**TRECHO DO TEXTO:**
<<<<

Denúncias incluem problemas estruturais, danos ambientais e trabalho precário

Moradores do distrito de Burarama, em Cachoeiro de Itapemirim, no sul do Estado, iniciaram um abaixo-assinado requerendo a abertura de investigação a respeito da construção de uma barragem no Córrego Ribeirão Floresta, na localidade de Furquilha. O documento online cita “graves relatos de irregularidades”, tanto em relação a questões técnicas e ambientais quanto no que diz respeito a situações trabalhistas e sociais envolvendo os funcionários que atuam nas obras.
O Ministério Público do Estado (MPES), para quem é direcionado o abaixo-assinado – que contava com 698 signatários até a tarde desta segunda-feira (29) – informou a Século Diário que está com um inquérito civil em aberto para apurar a regularidade da construção. Moradores fizeram as primeiras denúncias sobre o caso ao MPES em 2022.

>>>>

**O QUE FAZER:**
Dê continuidade à reportagem sobre o abaixo-assinado contra a barragem em Burarama, escrevendo o que vem depois do último parágrafo.

**MATERIAL DE ORIGEM:**

<<<<

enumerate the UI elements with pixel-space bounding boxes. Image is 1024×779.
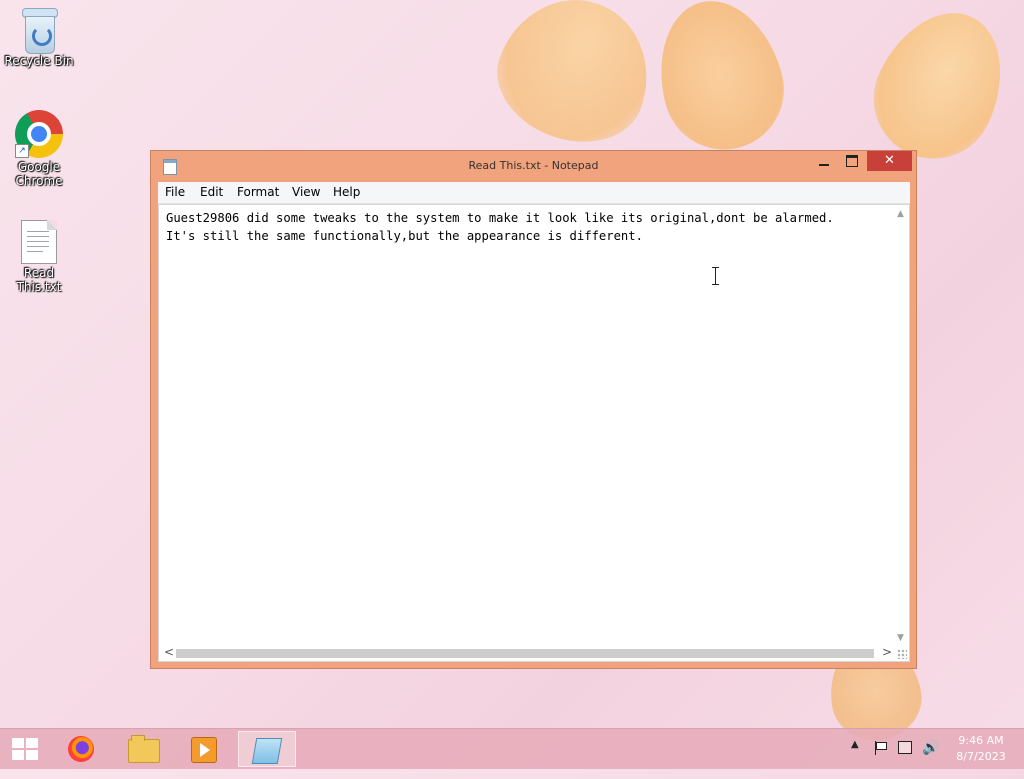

>>>>

**RESULTADO DA TAREFA:**
A construção está a cargo da empresa Zambeline Engenharia Ltda., a partir de um contrato com a Secretaria de Estado da Agricultura, Abastecimento, Aquicultura e Pesca (Seag). A primeira ordem de serviço para as intervenções foi em julho de 2022, com o valor R$ 1,2 milhão, mas o trabalho foi paralisado poucos meses depois. Após um novo chamamento público, a Zambeline ganhou a disputa novamente e retomou as obras em 2024, agora ao custo de R$ 1,4 milhão.
Segundo o Governo do Estado, a Barragem Córrego Ribeirão Floresta vai contar com uma área alagada de 1,43 hectares, com capacidade de armazenamento de 25 mil metros cúbicos de água. O objetivo é diminuir os impactos dos períodos de estiagem que se tornaram mais frequentes desde 2014, prejudicando atividades agropecuárias e o abastecimento doméstico. Também há barragens em construção em diversas outras cidades do Estado.
Entretanto, de acordo com o abaixo-assinado, as irregularidades na obra incluem: estruturas de sustentação e fundações construídas de forma inadequada, com vigas em espaçamento incorreto; e uso de sacos de contenção das encostas preenchidos com terra em vez de cimento. Também há imagens que mostram que o ribeirão já sofreu cheias que arrastaram lama e resíduos para outros corpos hídricos, como a Cachoeira da Furquilha, um ponto de turismo e lazer conhecido da comunidade.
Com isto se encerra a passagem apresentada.